#### Données enregistrées
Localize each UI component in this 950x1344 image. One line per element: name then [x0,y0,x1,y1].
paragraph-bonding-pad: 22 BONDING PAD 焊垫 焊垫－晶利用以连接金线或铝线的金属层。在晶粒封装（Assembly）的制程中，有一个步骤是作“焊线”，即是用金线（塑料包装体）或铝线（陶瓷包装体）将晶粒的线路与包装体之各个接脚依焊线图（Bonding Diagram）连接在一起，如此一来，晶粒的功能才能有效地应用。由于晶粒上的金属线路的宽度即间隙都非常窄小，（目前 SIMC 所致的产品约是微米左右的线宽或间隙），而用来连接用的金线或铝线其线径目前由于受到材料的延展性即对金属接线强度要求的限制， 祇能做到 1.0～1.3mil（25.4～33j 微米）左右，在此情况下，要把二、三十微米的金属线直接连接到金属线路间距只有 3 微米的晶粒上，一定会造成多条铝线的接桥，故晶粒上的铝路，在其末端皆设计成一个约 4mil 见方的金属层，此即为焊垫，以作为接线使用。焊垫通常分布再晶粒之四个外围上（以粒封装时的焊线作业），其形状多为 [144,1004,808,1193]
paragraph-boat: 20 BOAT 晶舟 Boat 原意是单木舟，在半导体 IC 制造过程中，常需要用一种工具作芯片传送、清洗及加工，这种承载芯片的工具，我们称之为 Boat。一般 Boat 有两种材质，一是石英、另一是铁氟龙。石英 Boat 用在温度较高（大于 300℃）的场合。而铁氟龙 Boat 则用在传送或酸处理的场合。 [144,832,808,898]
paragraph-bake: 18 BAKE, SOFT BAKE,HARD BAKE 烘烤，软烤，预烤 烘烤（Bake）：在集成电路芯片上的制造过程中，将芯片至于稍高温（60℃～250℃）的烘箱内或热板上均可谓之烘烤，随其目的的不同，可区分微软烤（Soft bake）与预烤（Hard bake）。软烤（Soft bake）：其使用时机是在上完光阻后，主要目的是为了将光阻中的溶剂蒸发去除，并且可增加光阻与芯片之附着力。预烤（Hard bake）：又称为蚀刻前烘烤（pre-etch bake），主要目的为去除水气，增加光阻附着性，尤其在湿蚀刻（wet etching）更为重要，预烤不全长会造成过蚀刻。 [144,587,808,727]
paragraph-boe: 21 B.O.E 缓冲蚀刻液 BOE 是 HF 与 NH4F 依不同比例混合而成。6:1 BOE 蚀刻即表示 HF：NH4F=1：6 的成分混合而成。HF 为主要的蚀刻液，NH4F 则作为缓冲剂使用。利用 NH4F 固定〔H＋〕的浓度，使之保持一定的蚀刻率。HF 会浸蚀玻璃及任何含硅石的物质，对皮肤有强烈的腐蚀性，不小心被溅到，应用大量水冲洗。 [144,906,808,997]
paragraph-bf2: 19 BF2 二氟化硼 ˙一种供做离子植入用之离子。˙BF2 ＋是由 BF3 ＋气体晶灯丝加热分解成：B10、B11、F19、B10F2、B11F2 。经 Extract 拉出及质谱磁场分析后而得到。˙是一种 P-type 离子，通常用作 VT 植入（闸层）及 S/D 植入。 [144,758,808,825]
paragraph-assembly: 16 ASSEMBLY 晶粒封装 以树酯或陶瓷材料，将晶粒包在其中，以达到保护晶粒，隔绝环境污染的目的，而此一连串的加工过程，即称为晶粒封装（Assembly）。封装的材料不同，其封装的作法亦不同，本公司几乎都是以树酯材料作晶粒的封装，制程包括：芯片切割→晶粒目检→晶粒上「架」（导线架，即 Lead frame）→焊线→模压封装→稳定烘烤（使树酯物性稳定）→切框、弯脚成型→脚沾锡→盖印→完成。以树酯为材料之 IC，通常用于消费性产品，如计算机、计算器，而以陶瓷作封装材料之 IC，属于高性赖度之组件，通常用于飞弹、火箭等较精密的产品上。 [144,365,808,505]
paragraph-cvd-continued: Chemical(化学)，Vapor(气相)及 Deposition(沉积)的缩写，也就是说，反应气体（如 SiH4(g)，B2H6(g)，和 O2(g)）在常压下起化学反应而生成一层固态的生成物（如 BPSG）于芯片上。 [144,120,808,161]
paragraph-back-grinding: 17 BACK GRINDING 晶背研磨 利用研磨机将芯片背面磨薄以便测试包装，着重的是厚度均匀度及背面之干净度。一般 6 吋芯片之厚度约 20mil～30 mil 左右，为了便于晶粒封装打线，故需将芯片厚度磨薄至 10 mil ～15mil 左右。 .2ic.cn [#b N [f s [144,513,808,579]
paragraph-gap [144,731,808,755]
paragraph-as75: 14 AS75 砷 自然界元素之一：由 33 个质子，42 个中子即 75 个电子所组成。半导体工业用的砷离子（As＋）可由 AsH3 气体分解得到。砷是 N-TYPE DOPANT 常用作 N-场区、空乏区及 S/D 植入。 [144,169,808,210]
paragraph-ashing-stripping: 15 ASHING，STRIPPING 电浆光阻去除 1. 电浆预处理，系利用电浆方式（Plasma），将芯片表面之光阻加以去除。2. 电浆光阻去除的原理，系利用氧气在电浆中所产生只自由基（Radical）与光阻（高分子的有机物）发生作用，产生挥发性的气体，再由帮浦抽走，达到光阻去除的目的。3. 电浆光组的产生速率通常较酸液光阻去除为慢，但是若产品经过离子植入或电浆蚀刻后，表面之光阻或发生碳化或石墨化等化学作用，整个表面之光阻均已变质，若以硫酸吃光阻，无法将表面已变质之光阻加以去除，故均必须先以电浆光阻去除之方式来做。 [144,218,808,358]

#### Exercice
Recopiez mot pour mot la partie des données qui s'ouvre au tout début et se ferme sur la ligne contenant « paragraph-bf2: 19 BF2 », les deux extrémités comprises.

#### Résultat obtenu
Localize each UI component in this 950x1344 image. One line per element: name then [x0,y0,x1,y1].
paragraph-bonding-pad: 22 BONDING PAD 焊垫 焊垫－晶利用以连接金线或铝线的金属层。在晶粒封装（Assembly）的制程中，有一个步骤是作“焊线”，即是用金线（塑料包装体）或铝线（陶瓷包装体）将晶粒的线路与包装体之各个接脚依焊线图（Bonding Diagram）连接在一起，如此一来，晶粒的功能才能有效地应用。由于晶粒上的金属线路的宽度即间隙都非常窄小，（目前 SIMC 所致的产品约是微米左右的线宽或间隙），而用来连接用的金线或铝线其线径目前由于受到材料的延展性即对金属接线强度要求的限制， 祇能做到 1.0～1.3mil（25.4～33j 微米）左右，在此情况下，要把二、三十微米的金属线直接连接到金属线路间距只有 3 微米的晶粒上，一定会造成多条铝线的接桥，故晶粒上的铝路，在其末端皆设计成一个约 4mil 见方的金属层，此即为焊垫，以作为接线使用。焊垫通常分布再晶粒之四个外围上（以粒封装时的焊线作业），其形状多为 [144,1004,808,1193]
paragraph-boat: 20 BOAT 晶舟 Boat 原意是单木舟，在半导体 IC 制造过程中，常需要用一种工具作芯片传送、清洗及加工，这种承载芯片的工具，我们称之为 Boat。一般 Boat 有两种材质，一是石英、另一是铁氟龙。石英 Boat 用在温度较高（大于 300℃）的场合。而铁氟龙 Boat 则用在传送或酸处理的场合。 [144,832,808,898]
paragraph-bake: 18 BAKE, SOFT BAKE,HARD BAKE 烘烤，软烤，预烤 烘烤（Bake）：在集成电路芯片上的制造过程中，将芯片至于稍高温（60℃～250℃）的烘箱内或热板上均可谓之烘烤，随其目的的不同，可区分微软烤（Soft bake）与预烤（Hard bake）。软烤（Soft bake）：其使用时机是在上完光阻后，主要目的是为了将光阻中的溶剂蒸发去除，并且可增加光阻与芯片之附着力。预烤（Hard bake）：又称为蚀刻前烘烤（pre-etch bake），主要目的为去除水气，增加光阻附着性，尤其在湿蚀刻（wet etching）更为重要，预烤不全长会造成过蚀刻。 [144,587,808,727]
paragraph-boe: 21 B.O.E 缓冲蚀刻液 BOE 是 HF 与 NH4F 依不同比例混合而成。6:1 BOE 蚀刻即表示 HF：NH4F=1：6 的成分混合而成。HF 为主要的蚀刻液，NH4F 则作为缓冲剂使用。利用 NH4F 固定〔H＋〕的浓度，使之保持一定的蚀刻率。HF 会浸蚀玻璃及任何含硅石的物质，对皮肤有强烈的腐蚀性，不小心被溅到，应用大量水冲洗。 [144,906,808,997]
paragraph-bf2: 19 BF2 二氟化硼 ˙一种供做离子植入用之离子。˙BF2 ＋是由 BF3 ＋气体晶灯丝加热分解成：B10、B11、F19、B10F2、B11F2 。经 Extract 拉出及质谱磁场分析后而得到。˙是一种 P-type 离子，通常用作 VT 植入（闸层）及 S/D 植入。 [144,758,808,825]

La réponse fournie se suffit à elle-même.